[WRITTEN TASK] What follows is a set of records; restate each one word for word and drop the pictures.

[ITEMS]
——————
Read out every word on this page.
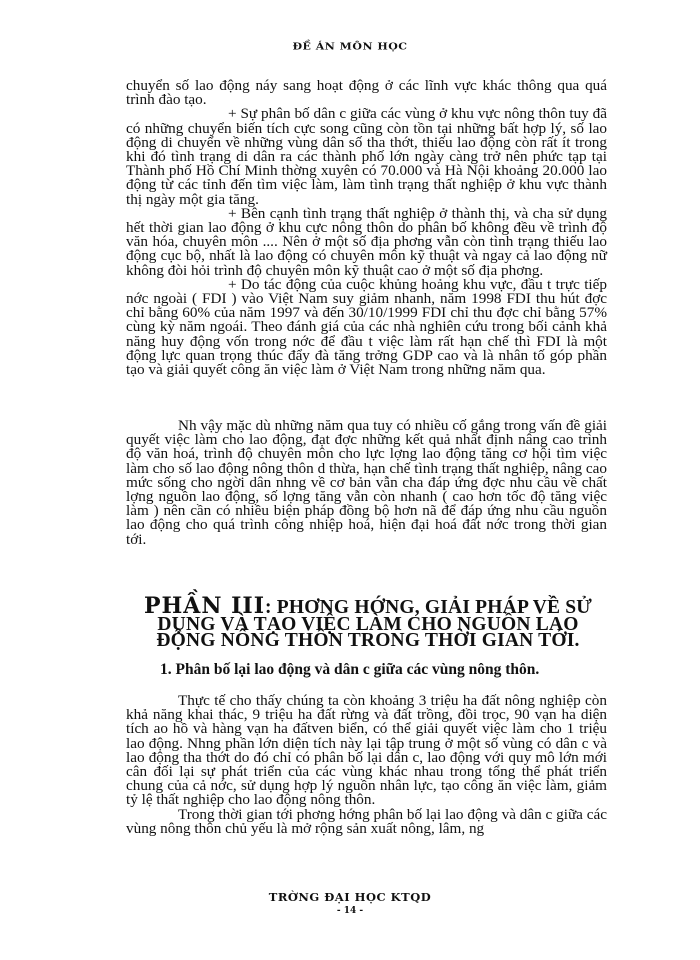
ĐỀ ÁN MÔN HỌC

chuyển số lao động náy sang hoạt động ở các lĩnh vực khác thông qua quá trình đào tạo.

+ Sự phân bố dân c giữa các vùng ở khu vực nông thôn tuy đã có những chuyển biến tích cực song cũng còn tồn tại những bất hợp lý, số lao động di chuyển về những vùng dân số tha thớt, thiếu lao động còn rất ít trong khi đó tình trạng di dân ra các thành phố lớn ngày càng trở nên phức tạp tại Thành phố Hồ Chí Minh thờng xuyên có 70.000 và Hà Nội khoảng 20.000 lao động từ các tỉnh đến tìm việc làm, làm tình trạng thất nghiệp ở khu vực thành thị ngày một gia tăng.

+ Bên cạnh tình trạng thất nghiệp ở thành thị, và cha sử dụng hết thời gian lao động ở khu cực nông thôn do phân bố không đều về trình độ văn hóa, chuyên môn .... Nên ở một số địa phơng vẫn còn tình trạng thiếu lao động cục bộ, nhất là lao động có chuyên môn kỹ thuật và ngay cả lao động nữ không đòi hỏi trình độ chuyên môn kỹ thuật cao ở một số địa phơng.

+ Do tác động của cuộc khủng hoảng khu vực, đầu t trực tiếp nớc ngoài ( FDI ) vào Việt Nam suy giảm nhanh, năm 1998 FDI thu hút đợc chỉ bằng 60% của năm 1997 và đến 30/10/1999 FDI chỉ thu đợc chỉ bằng 57% cùng kỳ năm ngoái. Theo đánh giá của các nhà nghiên cứu trong bối cảnh khả năng huy động vốn trong nớc để đầu t việc làm rất hạn chế thì FDI là một động lực quan trọng thúc đẩy đà tăng trởng GDP cao và là nhân tố góp phần tạo và giải quyết công ăn việc làm ở Việt Nam trong những năm qua.

Nh vậy mặc dù những năm qua tuy có nhiều cố gắng trong vấn đề giải quyết việc làm cho lao động, đạt đợc những kết quả nhất định nâng cao trình độ văn hoá, trình độ chuyên môn cho lực lợng lao động tăng cơ hội tìm việc làm cho số lao động nông thôn d thừa, hạn chế tình trạng thất nghiệp, nâng cao mức sống cho ngời dân nhng về cơ bản vẫn cha đáp ứng đợc nhu cầu về chất lợng nguồn lao động, số lợng tăng vẫn còn nhanh ( cao hơn tốc độ tăng việc làm ) nên cần có nhiều biện pháp đồng bộ hơn nã để đáp ứng nhu cầu nguồn lao động cho quá trình công nhiệp hoá, hiện đại hoá đất nớc trong thời gian tới.

PHẦN III: PHƠNG HỚNG, GIẢI PHÁP VỀ SỬ DỤNG VÀ TẠO VIỆC LÀM CHO NGUỒN LAO ĐỘNG NÔNG THÔN TRONG THỜI GIAN TỚI.
1. Phân bố lại lao động và dân c giữa các vùng nông thôn.

Thực tế cho thấy chúng ta còn khoảng 3 triệu ha đất nông nghiệp còn khả năng khai thác, 9 triệu ha đất rừng và đất trồng, đồi trọc, 90 vạn ha diện tích ao hồ và hàng vạn ha đấtven biển, có thể giải quyết việc làm cho 1 triệu lao động. Nhng phần lớn diện tích này lại tập trung ở một số vùng có dân c và lao động tha thớt do đó chỉ có phân bố lại dân c, lao động với quy mô lớn mới cân đối lại sự phát triển của các vùng khác nhau trong tổng thể phát triển chung của cả nớc, sử dụng hợp lý nguồn nhân lực, tạo công ăn việc làm, giảm tỷ lệ thất nghiệp cho lao động nông thôn.

Trong thời gian tới phơng hớng phân bố lại lao động và dân c giữa các vùng nông thôn chủ yếu là mở rộng sản xuất nông, lâm, ng

TRỜNG ĐẠI HỌC KTQD
- 14 -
——————
[WRITTEN SOLUTION]
Read out every word on this page.
ĐỀ ÁN MÔN HỌC

chuyển số lao động náy sang hoạt động ở các lĩnh vực khác thông qua quá trình đào tạo.

+ Sự phân bố dân c giữa các vùng ở khu vực nông thôn tuy đã có những chuyển biến tích cực song cũng còn tồn tại những bất hợp lý, số lao động di chuyển về những vùng dân số tha thớt, thiếu lao động còn rất ít trong khi đó tình trạng di dân ra các thành phố lớn ngày càng trở nên phức tạp tại Thành phố Hồ Chí Minh thờng xuyên có 70.000 và Hà Nội khoảng 20.000 lao động từ các tỉnh đến tìm việc làm, làm tình trạng thất nghiệp ở khu vực thành thị ngày một gia tăng.

+ Bên cạnh tình trạng thất nghiệp ở thành thị, và cha sử dụng hết thời gian lao động ở khu cực nông thôn do phân bố không đều về trình độ văn hóa, chuyên môn .... Nên ở một số địa phơng vẫn còn tình trạng thiếu lao động cục bộ, nhất là lao động có chuyên môn kỹ thuật và ngay cả lao động nữ không đòi hỏi trình độ chuyên môn kỹ thuật cao ở một số địa phơng.

+ Do tác động của cuộc khủng hoảng khu vực, đầu t trực tiếp nớc ngoài ( FDI ) vào Việt Nam suy giảm nhanh, năm 1998 FDI thu hút đợc chỉ bằng 60% của năm 1997 và đến 30/10/1999 FDI chỉ thu đợc chỉ bằng 57% cùng kỳ năm ngoái. Theo đánh giá của các nhà nghiên cứu trong bối cảnh khả năng huy động vốn trong nớc để đầu t việc làm rất hạn chế thì FDI là một động lực quan trọng thúc đẩy đà tăng trởng GDP cao và là nhân tố góp phần tạo và giải quyết công ăn việc làm ở Việt Nam trong những năm qua.

Nh vậy mặc dù những năm qua tuy có nhiều cố gắng trong vấn đề giải quyết việc làm cho lao động, đạt đợc những kết quả nhất định nâng cao trình độ văn hoá, trình độ chuyên môn cho lực lợng lao động tăng cơ hội tìm việc làm cho số lao động nông thôn d thừa, hạn chế tình trạng thất nghiệp, nâng cao mức sống cho ngời dân nhng về cơ bản vẫn cha đáp ứng đợc nhu cầu về chất lợng nguồn lao động, số lợng tăng vẫn còn nhanh ( cao hơn tốc độ tăng việc làm ) nên cần có nhiều biện pháp đồng bộ hơn nã để đáp ứng nhu cầu nguồn lao động cho quá trình công nhiệp hoá, hiện đại hoá đất nớc trong thời gian tới.

PHẦN III: PHƠNG HỚNG, GIẢI PHÁP VỀ SỬ DỤNG VÀ TẠO VIỆC LÀM CHO NGUỒN LAO ĐỘNG NÔNG THÔN TRONG THỜI GIAN TỚI.
1. Phân bố lại lao động và dân c giữa các vùng nông thôn.

Thực tế cho thấy chúng ta còn khoảng 3 triệu ha đất nông nghiệp còn khả năng khai thác, 9 triệu ha đất rừng và đất trồng, đồi trọc, 90 vạn ha diện tích ao hồ và hàng vạn ha đấtven biển, có thể giải quyết việc làm cho 1 triệu lao động. Nhng phần lớn diện tích này lại tập trung ở một số vùng có dân c và lao động tha thớt do đó chỉ có phân bố lại dân c, lao động với quy mô lớn mới cân đối lại sự phát triển của các vùng khác nhau trong tổng thể phát triển chung của cả nớc, sử dụng hợp lý nguồn nhân lực, tạo công ăn việc làm, giảm tỷ lệ thất nghiệp cho lao động nông thôn.

Trong thời gian tới phơng hớng phân bố lại lao động và dân c giữa các vùng nông thôn chủ yếu là mở rộng sản xuất nông, lâm, ng

TRỜNG ĐẠI HỌC KTQD
- 14 -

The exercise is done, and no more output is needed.